Data records

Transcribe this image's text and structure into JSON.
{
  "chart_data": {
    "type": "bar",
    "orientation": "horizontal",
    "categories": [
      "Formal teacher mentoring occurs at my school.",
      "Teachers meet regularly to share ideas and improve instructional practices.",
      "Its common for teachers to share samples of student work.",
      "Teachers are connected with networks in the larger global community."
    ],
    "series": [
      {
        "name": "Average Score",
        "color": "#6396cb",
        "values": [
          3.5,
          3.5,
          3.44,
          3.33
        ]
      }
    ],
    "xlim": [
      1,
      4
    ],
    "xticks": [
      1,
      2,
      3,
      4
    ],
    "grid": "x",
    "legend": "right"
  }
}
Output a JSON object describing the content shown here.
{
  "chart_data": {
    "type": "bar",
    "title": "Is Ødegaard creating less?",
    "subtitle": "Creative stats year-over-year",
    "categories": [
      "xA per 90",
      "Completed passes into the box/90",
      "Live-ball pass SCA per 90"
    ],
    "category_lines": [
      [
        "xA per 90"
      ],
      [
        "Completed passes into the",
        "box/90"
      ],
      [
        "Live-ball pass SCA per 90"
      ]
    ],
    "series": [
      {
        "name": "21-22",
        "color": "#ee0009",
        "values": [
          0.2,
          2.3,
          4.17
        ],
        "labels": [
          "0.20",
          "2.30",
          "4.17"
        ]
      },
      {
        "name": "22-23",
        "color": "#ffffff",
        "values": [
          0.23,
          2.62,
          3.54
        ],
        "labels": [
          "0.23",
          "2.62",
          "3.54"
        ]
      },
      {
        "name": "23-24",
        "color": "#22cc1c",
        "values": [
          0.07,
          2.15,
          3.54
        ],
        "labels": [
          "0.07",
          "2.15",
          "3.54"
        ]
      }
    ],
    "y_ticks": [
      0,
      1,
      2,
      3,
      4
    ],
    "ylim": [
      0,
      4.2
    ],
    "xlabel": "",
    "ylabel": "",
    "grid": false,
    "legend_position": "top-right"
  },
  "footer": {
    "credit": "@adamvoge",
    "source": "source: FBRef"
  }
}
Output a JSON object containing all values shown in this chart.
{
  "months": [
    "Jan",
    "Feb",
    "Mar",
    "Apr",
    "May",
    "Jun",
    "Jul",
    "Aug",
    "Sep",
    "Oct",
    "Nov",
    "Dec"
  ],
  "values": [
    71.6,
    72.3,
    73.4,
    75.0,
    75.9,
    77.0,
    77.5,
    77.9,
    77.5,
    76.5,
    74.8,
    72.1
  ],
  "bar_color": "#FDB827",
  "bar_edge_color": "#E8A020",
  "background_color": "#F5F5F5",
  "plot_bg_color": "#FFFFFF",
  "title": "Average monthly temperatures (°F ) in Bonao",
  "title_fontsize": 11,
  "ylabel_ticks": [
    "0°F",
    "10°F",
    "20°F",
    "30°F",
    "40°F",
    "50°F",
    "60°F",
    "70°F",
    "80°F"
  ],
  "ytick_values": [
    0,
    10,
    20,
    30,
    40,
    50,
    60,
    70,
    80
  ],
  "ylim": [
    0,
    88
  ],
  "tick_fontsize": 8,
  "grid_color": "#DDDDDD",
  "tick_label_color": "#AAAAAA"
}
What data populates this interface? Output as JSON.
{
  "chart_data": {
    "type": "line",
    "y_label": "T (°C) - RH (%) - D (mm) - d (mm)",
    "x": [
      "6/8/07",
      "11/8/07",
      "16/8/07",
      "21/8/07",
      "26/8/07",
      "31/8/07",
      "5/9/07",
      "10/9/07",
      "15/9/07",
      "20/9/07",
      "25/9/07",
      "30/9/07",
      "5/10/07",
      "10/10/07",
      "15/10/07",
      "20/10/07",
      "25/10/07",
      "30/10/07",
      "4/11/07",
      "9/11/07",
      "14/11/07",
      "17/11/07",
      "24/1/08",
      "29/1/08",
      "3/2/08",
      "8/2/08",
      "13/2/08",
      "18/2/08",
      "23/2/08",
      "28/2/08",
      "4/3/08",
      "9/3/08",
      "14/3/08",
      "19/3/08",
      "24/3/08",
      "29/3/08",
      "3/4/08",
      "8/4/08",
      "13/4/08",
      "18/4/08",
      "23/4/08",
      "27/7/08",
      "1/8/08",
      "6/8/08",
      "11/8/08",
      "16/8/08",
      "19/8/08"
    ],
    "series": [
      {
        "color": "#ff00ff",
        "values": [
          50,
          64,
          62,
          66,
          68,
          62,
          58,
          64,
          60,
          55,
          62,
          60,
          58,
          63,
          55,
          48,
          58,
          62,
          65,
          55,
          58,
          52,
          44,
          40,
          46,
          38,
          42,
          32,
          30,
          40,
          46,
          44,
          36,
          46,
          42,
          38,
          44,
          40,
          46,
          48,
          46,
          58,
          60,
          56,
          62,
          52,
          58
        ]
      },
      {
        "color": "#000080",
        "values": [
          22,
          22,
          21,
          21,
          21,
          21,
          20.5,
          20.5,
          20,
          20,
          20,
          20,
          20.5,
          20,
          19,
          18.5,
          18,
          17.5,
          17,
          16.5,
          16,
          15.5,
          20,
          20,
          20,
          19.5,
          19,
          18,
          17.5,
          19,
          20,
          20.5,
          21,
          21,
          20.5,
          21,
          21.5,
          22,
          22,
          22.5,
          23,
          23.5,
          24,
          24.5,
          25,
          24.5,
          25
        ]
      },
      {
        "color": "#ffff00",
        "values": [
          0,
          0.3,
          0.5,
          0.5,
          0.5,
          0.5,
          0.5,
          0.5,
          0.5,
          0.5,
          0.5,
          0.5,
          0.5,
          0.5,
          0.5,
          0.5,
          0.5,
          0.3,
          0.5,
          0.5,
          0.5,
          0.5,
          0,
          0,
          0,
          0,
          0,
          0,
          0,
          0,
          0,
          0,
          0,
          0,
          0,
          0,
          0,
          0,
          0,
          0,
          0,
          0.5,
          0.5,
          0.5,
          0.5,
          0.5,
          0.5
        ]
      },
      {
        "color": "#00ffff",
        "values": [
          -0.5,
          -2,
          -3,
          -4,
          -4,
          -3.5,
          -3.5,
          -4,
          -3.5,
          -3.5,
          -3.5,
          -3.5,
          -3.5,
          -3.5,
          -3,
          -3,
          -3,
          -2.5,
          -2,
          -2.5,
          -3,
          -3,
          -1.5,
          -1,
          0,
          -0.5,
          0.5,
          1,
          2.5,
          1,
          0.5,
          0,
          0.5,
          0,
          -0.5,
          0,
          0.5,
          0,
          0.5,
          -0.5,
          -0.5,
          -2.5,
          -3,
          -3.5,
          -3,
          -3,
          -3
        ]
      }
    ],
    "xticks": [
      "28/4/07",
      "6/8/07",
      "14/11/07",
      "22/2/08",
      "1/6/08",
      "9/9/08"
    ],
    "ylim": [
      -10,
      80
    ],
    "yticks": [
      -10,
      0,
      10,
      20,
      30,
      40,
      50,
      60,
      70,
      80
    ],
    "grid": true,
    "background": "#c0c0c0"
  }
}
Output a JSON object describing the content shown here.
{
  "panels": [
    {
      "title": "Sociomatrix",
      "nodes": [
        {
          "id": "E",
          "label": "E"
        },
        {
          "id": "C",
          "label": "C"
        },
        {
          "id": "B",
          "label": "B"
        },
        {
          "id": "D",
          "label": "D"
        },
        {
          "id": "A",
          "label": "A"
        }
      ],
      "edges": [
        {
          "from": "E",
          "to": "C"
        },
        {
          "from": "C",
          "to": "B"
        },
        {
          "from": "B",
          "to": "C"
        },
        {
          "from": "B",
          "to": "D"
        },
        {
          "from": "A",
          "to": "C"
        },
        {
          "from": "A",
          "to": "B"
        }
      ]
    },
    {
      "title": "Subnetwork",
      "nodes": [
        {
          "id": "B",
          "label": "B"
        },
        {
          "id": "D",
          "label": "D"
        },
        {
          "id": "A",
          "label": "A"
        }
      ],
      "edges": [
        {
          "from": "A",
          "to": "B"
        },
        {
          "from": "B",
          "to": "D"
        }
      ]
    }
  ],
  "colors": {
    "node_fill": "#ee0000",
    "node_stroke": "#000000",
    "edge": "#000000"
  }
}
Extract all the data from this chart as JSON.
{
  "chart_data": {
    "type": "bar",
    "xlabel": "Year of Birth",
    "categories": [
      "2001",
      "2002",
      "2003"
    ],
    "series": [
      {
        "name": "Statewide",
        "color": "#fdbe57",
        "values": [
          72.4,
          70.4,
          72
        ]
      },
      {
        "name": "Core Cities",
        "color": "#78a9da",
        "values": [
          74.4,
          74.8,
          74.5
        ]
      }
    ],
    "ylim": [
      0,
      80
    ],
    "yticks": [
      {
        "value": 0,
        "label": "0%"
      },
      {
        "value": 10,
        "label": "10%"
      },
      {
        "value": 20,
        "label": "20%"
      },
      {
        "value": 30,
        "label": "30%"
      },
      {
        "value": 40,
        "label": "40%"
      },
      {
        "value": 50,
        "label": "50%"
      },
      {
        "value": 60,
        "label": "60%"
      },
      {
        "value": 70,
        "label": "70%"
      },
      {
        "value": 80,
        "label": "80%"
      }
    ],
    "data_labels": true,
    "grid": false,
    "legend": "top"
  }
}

■ Problem to solve: Identify all lines where the word "Output" shows up. Copy them.

■ Solution to the problem:
Output a JSON object describing the content shown here.
Output a JSON object containing all values shown in this chart.
What data populates this interface? Output as JSON.
Output a JSON object describing the content shown here.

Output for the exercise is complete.